* **What is asked**:
Go through the entries below and collect each line with the string "Create" in it.

* **Stored data**:
▬▬▬▬▬▬

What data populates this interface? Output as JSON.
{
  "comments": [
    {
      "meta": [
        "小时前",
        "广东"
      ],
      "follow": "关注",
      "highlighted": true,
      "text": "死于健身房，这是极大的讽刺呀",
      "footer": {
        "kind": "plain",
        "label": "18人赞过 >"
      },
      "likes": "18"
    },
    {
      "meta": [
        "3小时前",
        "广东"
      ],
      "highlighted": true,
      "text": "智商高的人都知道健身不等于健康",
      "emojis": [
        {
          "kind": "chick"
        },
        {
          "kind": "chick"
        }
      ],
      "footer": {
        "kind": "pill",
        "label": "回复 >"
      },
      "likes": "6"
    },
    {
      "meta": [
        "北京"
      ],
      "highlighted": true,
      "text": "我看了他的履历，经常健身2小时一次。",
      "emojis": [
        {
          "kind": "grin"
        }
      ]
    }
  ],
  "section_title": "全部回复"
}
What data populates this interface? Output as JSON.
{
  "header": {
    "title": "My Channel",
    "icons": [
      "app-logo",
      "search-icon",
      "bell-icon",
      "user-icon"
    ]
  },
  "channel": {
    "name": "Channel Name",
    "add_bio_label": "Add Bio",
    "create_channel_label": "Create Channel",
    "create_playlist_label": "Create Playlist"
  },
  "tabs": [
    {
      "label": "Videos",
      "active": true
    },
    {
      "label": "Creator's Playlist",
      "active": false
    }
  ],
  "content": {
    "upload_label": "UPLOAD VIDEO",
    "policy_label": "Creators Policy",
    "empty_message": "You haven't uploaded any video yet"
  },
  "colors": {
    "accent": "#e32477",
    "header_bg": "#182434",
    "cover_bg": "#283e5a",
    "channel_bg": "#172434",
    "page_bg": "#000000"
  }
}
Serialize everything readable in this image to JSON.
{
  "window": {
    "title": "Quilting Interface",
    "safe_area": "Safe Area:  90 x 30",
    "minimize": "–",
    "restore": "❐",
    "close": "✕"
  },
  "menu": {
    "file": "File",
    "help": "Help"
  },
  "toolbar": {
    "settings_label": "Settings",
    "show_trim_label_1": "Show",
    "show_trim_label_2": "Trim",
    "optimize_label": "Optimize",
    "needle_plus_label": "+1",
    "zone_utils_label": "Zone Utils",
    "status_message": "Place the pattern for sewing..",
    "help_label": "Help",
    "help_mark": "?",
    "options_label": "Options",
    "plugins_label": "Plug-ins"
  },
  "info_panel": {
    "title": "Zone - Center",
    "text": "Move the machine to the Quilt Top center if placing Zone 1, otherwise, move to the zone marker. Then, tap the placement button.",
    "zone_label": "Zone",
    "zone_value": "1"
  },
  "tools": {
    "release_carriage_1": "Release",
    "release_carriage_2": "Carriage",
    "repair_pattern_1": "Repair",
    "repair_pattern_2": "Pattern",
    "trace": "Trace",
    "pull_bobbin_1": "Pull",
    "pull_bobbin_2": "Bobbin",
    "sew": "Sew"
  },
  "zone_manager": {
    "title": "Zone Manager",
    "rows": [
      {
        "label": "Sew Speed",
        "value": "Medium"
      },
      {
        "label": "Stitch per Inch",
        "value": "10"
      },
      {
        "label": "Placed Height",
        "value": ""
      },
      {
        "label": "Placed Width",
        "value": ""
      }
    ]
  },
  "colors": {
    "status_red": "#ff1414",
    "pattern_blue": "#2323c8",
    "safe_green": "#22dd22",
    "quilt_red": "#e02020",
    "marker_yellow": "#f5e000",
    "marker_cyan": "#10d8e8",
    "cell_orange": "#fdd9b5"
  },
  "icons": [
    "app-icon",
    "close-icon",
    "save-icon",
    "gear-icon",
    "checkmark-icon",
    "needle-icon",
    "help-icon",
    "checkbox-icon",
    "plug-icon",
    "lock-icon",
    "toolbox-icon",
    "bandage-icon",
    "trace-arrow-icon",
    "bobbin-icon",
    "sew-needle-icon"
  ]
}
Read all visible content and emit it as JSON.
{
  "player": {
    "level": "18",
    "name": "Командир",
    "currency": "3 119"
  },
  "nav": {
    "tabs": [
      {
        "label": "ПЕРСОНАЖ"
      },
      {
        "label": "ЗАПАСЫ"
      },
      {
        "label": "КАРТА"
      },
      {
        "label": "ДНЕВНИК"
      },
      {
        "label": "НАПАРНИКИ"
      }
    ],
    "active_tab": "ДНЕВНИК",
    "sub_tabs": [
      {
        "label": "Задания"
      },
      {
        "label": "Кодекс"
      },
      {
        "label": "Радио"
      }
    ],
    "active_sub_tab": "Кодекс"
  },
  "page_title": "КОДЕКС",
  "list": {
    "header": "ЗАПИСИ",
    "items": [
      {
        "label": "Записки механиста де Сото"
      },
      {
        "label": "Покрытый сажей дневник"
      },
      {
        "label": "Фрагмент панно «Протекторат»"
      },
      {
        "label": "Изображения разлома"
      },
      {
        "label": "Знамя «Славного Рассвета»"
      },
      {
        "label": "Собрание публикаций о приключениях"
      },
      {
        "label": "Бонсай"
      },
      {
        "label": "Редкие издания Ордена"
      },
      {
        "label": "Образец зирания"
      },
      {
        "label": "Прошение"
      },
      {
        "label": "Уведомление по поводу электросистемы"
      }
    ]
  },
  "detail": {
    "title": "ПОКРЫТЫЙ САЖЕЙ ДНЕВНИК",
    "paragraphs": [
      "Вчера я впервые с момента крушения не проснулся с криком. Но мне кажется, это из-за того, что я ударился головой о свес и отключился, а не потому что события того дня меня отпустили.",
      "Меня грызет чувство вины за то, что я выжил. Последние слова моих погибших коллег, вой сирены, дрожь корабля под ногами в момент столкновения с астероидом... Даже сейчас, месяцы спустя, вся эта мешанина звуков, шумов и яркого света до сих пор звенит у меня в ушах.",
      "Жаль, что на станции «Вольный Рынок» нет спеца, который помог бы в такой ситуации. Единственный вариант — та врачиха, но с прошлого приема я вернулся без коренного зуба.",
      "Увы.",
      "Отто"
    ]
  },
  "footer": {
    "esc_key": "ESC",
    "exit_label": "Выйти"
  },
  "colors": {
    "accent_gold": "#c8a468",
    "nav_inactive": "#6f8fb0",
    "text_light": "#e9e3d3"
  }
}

▬▬▬▬▬▬

* **The answer**:
    "create_channel_label": "Create Channel",
    "create_playlist_label": "Create Playlist"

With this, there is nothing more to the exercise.